Read the records and gather each line that includes "text".

Stored dataset items:
____

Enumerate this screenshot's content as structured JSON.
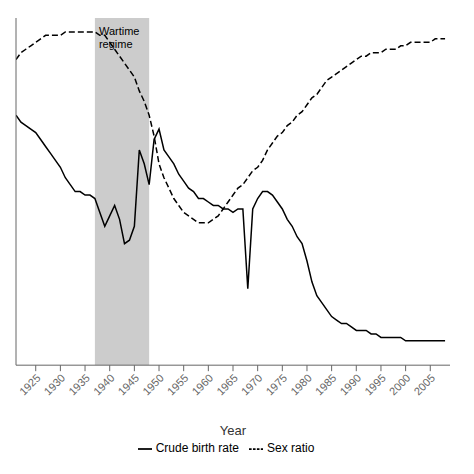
{
  "chart_data": {
    "type": "line",
    "xlabel": "Year",
    "x": [
      1921,
      1922,
      1923,
      1924,
      1925,
      1926,
      1927,
      1928,
      1929,
      1930,
      1931,
      1932,
      1933,
      1934,
      1935,
      1936,
      1937,
      1938,
      1939,
      1940,
      1941,
      1942,
      1943,
      1944,
      1945,
      1946,
      1947,
      1948,
      1949,
      1950,
      1951,
      1952,
      1953,
      1954,
      1955,
      1956,
      1957,
      1958,
      1959,
      1960,
      1961,
      1962,
      1963,
      1964,
      1965,
      1966,
      1967,
      1968,
      1969,
      1970,
      1971,
      1972,
      1973,
      1974,
      1975,
      1976,
      1977,
      1978,
      1979,
      1980,
      1981,
      1982,
      1983,
      1984,
      1985,
      1986,
      1987,
      1988,
      1989,
      1990,
      1991,
      1992,
      1993,
      1994,
      1995,
      1996,
      1997,
      1998,
      1999,
      2000,
      2001,
      2002,
      2003,
      2004,
      2005,
      2006,
      2007,
      2008
    ],
    "series": [
      {
        "name": "Crude birth rate",
        "color": "#000000",
        "line_style": "solid",
        "values": [
          72,
          70,
          69,
          68,
          67,
          65,
          63,
          61,
          59,
          57,
          54,
          52,
          50,
          50,
          49,
          49,
          48,
          44,
          40,
          43,
          46,
          42,
          35,
          36,
          40,
          62,
          58,
          52,
          65,
          68,
          62,
          60,
          58,
          55,
          53,
          51,
          50,
          48,
          48,
          47,
          46,
          46,
          45,
          45,
          44,
          45,
          45,
          22,
          45,
          48,
          50,
          50,
          49,
          47,
          45,
          42,
          40,
          37,
          35,
          30,
          24,
          20,
          18,
          16,
          14,
          13,
          12,
          12,
          11,
          10,
          10,
          10,
          9,
          9,
          8,
          8,
          8,
          8,
          8,
          7,
          7,
          7,
          7,
          7,
          7,
          7,
          7,
          7
        ]
      },
      {
        "name": "Sex ratio",
        "color": "#000000",
        "line_style": "dashed",
        "values": [
          88,
          90,
          91,
          92,
          93,
          94,
          95,
          95,
          95,
          95,
          96,
          96,
          96,
          96,
          96,
          96,
          96,
          95,
          95,
          93,
          91,
          89,
          87,
          85,
          83,
          79,
          76,
          72,
          66,
          58,
          54,
          51,
          48,
          46,
          44,
          43,
          42,
          41,
          41,
          41,
          42,
          43,
          45,
          47,
          49,
          51,
          52,
          54,
          56,
          57,
          59,
          62,
          64,
          66,
          67,
          69,
          70,
          72,
          73,
          75,
          77,
          78,
          80,
          82,
          83,
          84,
          85,
          86,
          87,
          88,
          89,
          89,
          90,
          90,
          90,
          91,
          91,
          91,
          92,
          92,
          93,
          93,
          93,
          93,
          93,
          94,
          94,
          94
        ]
      }
    ],
    "xlim": [
      1921,
      2009
    ],
    "xticks": [
      1925,
      1930,
      1935,
      1940,
      1945,
      1950,
      1955,
      1960,
      1965,
      1970,
      1975,
      1980,
      1985,
      1990,
      1995,
      2000,
      2005
    ],
    "ylim": [
      0,
      100
    ],
    "yticks": [],
    "tick_labels": "x",
    "grid": false,
    "legend": "bottom",
    "shade": {
      "from": 1937,
      "to": 1948,
      "label": "Wartime\nregime",
      "color": "#cccccc"
    }
  }
}
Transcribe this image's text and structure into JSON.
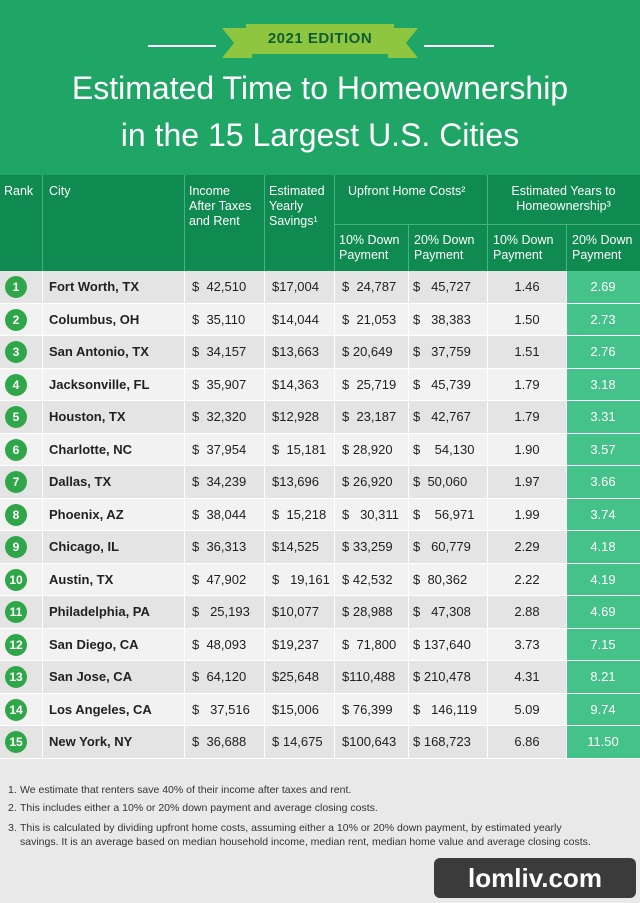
{
  "header": {
    "edition": "2021 EDITION",
    "title_line1": "Estimated Time to Homeownership",
    "title_line2": "in the 15 Largest U.S. Cities"
  },
  "columns": {
    "rank": "Rank",
    "city": "City",
    "income": [
      "Income",
      "After Taxes",
      "and Rent"
    ],
    "savings": [
      "Estimated",
      "Yearly",
      "Savings¹"
    ],
    "upfront": "Upfront Home Costs²",
    "years": [
      "Estimated Years to",
      "Homeownership³"
    ],
    "down10": [
      "10% Down",
      "Payment"
    ],
    "down20": [
      "20% Down",
      "Payment"
    ]
  },
  "rows": [
    {
      "rank": "1",
      "city": "Fort Worth, TX",
      "income": "$  42,510",
      "savings": "$17,004",
      "d10": "$  24,787",
      "d20": "$   45,727",
      "y10": "1.46",
      "y20": "2.69"
    },
    {
      "rank": "2",
      "city": "Columbus, OH",
      "income": "$  35,110",
      "savings": "$14,044",
      "d10": "$  21,053",
      "d20": "$   38,383",
      "y10": "1.50",
      "y20": "2.73"
    },
    {
      "rank": "3",
      "city": "San Antonio, TX",
      "income": "$  34,157",
      "savings": "$13,663",
      "d10": "$ 20,649",
      "d20": "$   37,759",
      "y10": "1.51",
      "y20": "2.76"
    },
    {
      "rank": "4",
      "city": "Jacksonville, FL",
      "income": "$  35,907",
      "savings": "$14,363",
      "d10": "$  25,719",
      "d20": "$   45,739",
      "y10": "1.79",
      "y20": "3.18"
    },
    {
      "rank": "5",
      "city": "Houston, TX",
      "income": "$  32,320",
      "savings": "$12,928",
      "d10": "$  23,187",
      "d20": "$   42,767",
      "y10": "1.79",
      "y20": "3.31"
    },
    {
      "rank": "6",
      "city": "Charlotte, NC",
      "income": "$  37,954",
      "savings": "$  15,181",
      "d10": "$ 28,920",
      "d20": "$    54,130",
      "y10": "1.90",
      "y20": "3.57"
    },
    {
      "rank": "7",
      "city": "Dallas, TX",
      "income": "$  34,239",
      "savings": "$13,696",
      "d10": "$ 26,920",
      "d20": "$  50,060",
      "y10": "1.97",
      "y20": "3.66"
    },
    {
      "rank": "8",
      "city": "Phoenix, AZ",
      "income": "$  38,044",
      "savings": "$  15,218",
      "d10": "$   30,311",
      "d20": "$    56,971",
      "y10": "1.99",
      "y20": "3.74"
    },
    {
      "rank": "9",
      "city": "Chicago, IL",
      "income": "$  36,313",
      "savings": "$14,525",
      "d10": "$ 33,259",
      "d20": "$   60,779",
      "y10": "2.29",
      "y20": "4.18"
    },
    {
      "rank": "10",
      "city": "Austin, TX",
      "income": "$  47,902",
      "savings": "$   19,161",
      "d10": "$ 42,532",
      "d20": "$  80,362",
      "y10": "2.22",
      "y20": "4.19"
    },
    {
      "rank": "11",
      "city": "Philadelphia, PA",
      "income": "$   25,193",
      "savings": "$10,077",
      "d10": "$ 28,988",
      "d20": "$   47,308",
      "y10": "2.88",
      "y20": "4.69"
    },
    {
      "rank": "12",
      "city": "San Diego, CA",
      "income": "$  48,093",
      "savings": "$19,237",
      "d10": "$  71,800",
      "d20": "$ 137,640",
      "y10": "3.73",
      "y20": "7.15"
    },
    {
      "rank": "13",
      "city": "San Jose, CA",
      "income": "$  64,120",
      "savings": "$25,648",
      "d10": "$110,488",
      "d20": "$ 210,478",
      "y10": "4.31",
      "y20": "8.21"
    },
    {
      "rank": "14",
      "city": "Los Angeles, CA",
      "income": "$   37,516",
      "savings": "$15,006",
      "d10": "$ 76,399",
      "d20": "$   146,119",
      "y10": "5.09",
      "y20": "9.74"
    },
    {
      "rank": "15",
      "city": "New York, NY",
      "income": "$  36,688",
      "savings": "$ 14,675",
      "d10": "$100,643",
      "d20": "$ 168,723",
      "y10": "6.86",
      "y20": "11.50"
    }
  ],
  "footnotes": [
    {
      "num": "1.",
      "text": "We estimate that renters save 40% of their income after taxes and rent."
    },
    {
      "num": "2.",
      "text": "This includes either a 10% or 20% down payment and average closing costs."
    },
    {
      "num": "3.",
      "text": "This is calculated by dividing upfront home costs, assuming either a 10% or 20% down payment, by estimated yearly savings. It is an average based on median household income, median rent, median home value and average closing costs."
    }
  ],
  "watermark": "lomliv.com",
  "colors": {
    "header_green": "#1fa565",
    "table_head": "#0f8a51",
    "ribbon": "#8ec63f",
    "highlight": "#45c28a",
    "badge": "#2fa64a"
  }
}
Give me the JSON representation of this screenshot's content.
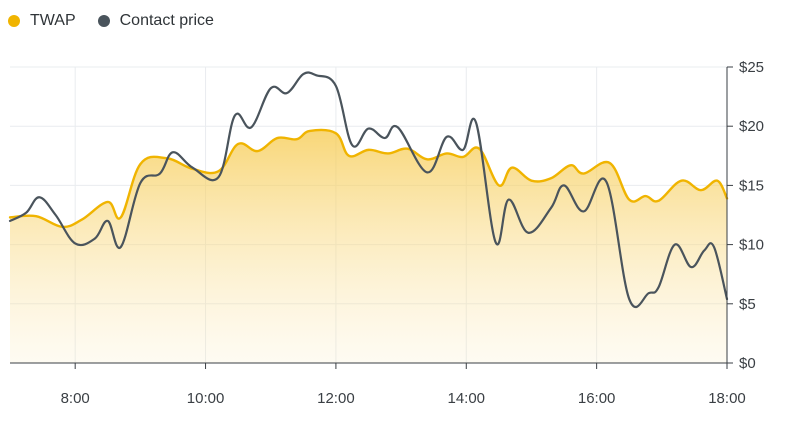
{
  "legend": {
    "twap_label": "TWAP",
    "contact_label": "Contact price"
  },
  "colors": {
    "twap": "#f0b400",
    "contact": "#4a545c",
    "grid": "#e9ecef",
    "axis": "#3a3f44"
  },
  "chart_data": {
    "type": "line",
    "x_unit": "hours",
    "xlim": [
      7,
      18
    ],
    "ylim": [
      0,
      25
    ],
    "x_ticks": [
      {
        "value": 8,
        "label": "8:00"
      },
      {
        "value": 10,
        "label": "10:00"
      },
      {
        "value": 12,
        "label": "12:00"
      },
      {
        "value": 14,
        "label": "14:00"
      },
      {
        "value": 16,
        "label": "16:00"
      },
      {
        "value": 18,
        "label": "18:00"
      }
    ],
    "y_ticks": [
      {
        "value": 0,
        "label": "$0"
      },
      {
        "value": 5,
        "label": "$5"
      },
      {
        "value": 10,
        "label": "$10"
      },
      {
        "value": 15,
        "label": "$15"
      },
      {
        "value": 20,
        "label": "$20"
      },
      {
        "value": 25,
        "label": "$25"
      }
    ],
    "grid": true,
    "legend_position": "top-left",
    "series": [
      {
        "name": "TWAP",
        "area": true,
        "points": [
          [
            7,
            12.3
          ],
          [
            7.4,
            12.4
          ],
          [
            7.8,
            11.5
          ],
          [
            8.1,
            12.1
          ],
          [
            8.5,
            13.6
          ],
          [
            8.7,
            12.3
          ],
          [
            9.0,
            16.8
          ],
          [
            9.4,
            17.3
          ],
          [
            9.8,
            16.4
          ],
          [
            10.2,
            16.2
          ],
          [
            10.5,
            18.5
          ],
          [
            10.8,
            17.9
          ],
          [
            11.1,
            19.0
          ],
          [
            11.4,
            18.9
          ],
          [
            11.6,
            19.6
          ],
          [
            12.0,
            19.4
          ],
          [
            12.2,
            17.5
          ],
          [
            12.5,
            18.0
          ],
          [
            12.8,
            17.7
          ],
          [
            13.1,
            18.1
          ],
          [
            13.4,
            17.2
          ],
          [
            13.7,
            17.7
          ],
          [
            13.95,
            17.4
          ],
          [
            14.2,
            18.1
          ],
          [
            14.5,
            15.0
          ],
          [
            14.7,
            16.5
          ],
          [
            15.0,
            15.4
          ],
          [
            15.3,
            15.6
          ],
          [
            15.6,
            16.7
          ],
          [
            15.8,
            16.0
          ],
          [
            16.2,
            16.9
          ],
          [
            16.5,
            13.8
          ],
          [
            16.75,
            14.1
          ],
          [
            16.95,
            13.7
          ],
          [
            17.3,
            15.4
          ],
          [
            17.6,
            14.6
          ],
          [
            17.85,
            15.4
          ],
          [
            18,
            13.9
          ]
        ]
      },
      {
        "name": "Contact price",
        "area": false,
        "points": [
          [
            7,
            12.0
          ],
          [
            7.25,
            12.7
          ],
          [
            7.45,
            14.0
          ],
          [
            7.7,
            12.5
          ],
          [
            8.0,
            10.1
          ],
          [
            8.3,
            10.5
          ],
          [
            8.5,
            12.0
          ],
          [
            8.7,
            9.8
          ],
          [
            9.0,
            15.2
          ],
          [
            9.3,
            16.0
          ],
          [
            9.5,
            17.8
          ],
          [
            9.8,
            16.5
          ],
          [
            10.2,
            15.7
          ],
          [
            10.45,
            20.9
          ],
          [
            10.7,
            19.9
          ],
          [
            11.0,
            23.2
          ],
          [
            11.25,
            22.8
          ],
          [
            11.5,
            24.4
          ],
          [
            11.7,
            24.3
          ],
          [
            12.0,
            23.4
          ],
          [
            12.25,
            18.4
          ],
          [
            12.5,
            19.8
          ],
          [
            12.75,
            19.0
          ],
          [
            12.95,
            19.9
          ],
          [
            13.4,
            16.1
          ],
          [
            13.7,
            19.1
          ],
          [
            13.95,
            18.0
          ],
          [
            14.15,
            20.3
          ],
          [
            14.45,
            10.2
          ],
          [
            14.65,
            13.8
          ],
          [
            14.95,
            11.0
          ],
          [
            15.3,
            13.1
          ],
          [
            15.5,
            15.0
          ],
          [
            15.8,
            12.8
          ],
          [
            16.15,
            15.3
          ],
          [
            16.5,
            5.4
          ],
          [
            16.8,
            5.9
          ],
          [
            16.95,
            6.4
          ],
          [
            17.2,
            10.0
          ],
          [
            17.45,
            8.1
          ],
          [
            17.65,
            9.5
          ],
          [
            17.8,
            9.8
          ],
          [
            18,
            5.4
          ]
        ]
      }
    ]
  }
}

____

EXERCISE RESPONSE:
Transcribe this image's text and structure into JSON.
      "text": "We estimate that renters save 40% of their income after taxes and rent."
      "text": "This includes either a 10% or 20% down payment and average closing costs."
      "text": "This is calculated by dividing upfront home costs, assuming either a 10% or 20% down payment, by estimated yearly savings. It is an average based on median household income, median rent, median home value and average closing costs."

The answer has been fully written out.